Stored data:
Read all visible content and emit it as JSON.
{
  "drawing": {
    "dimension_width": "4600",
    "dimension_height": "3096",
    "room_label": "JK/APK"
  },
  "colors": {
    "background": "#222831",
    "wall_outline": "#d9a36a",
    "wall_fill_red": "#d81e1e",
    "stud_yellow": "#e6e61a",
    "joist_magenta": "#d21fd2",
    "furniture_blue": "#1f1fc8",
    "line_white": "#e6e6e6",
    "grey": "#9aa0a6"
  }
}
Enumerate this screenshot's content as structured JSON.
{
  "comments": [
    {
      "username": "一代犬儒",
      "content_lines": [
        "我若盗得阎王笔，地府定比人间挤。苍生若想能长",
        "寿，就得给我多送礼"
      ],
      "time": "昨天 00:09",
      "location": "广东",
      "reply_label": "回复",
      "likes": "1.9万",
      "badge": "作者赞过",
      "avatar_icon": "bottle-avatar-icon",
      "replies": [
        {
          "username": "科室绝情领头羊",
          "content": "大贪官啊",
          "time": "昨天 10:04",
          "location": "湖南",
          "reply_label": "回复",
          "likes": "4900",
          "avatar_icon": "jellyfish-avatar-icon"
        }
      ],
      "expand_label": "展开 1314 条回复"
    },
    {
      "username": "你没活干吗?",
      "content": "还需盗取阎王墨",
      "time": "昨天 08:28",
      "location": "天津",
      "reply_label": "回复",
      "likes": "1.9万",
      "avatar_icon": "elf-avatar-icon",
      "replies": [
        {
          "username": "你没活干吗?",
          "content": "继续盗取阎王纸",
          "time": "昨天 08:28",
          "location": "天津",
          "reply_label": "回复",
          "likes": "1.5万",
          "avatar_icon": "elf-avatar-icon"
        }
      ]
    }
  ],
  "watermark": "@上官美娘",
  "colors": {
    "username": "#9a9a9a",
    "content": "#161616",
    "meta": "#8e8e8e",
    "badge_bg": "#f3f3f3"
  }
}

* _WRITTEN REQUEST_
Search the records above for the string "time". Copy every line that contains it.

* _RESULT FOR THIS TASK_
      "time": "昨天 00:09",
          "time": "昨天 10:04",
      "time": "昨天 08:28",
          "time": "昨天 08:28",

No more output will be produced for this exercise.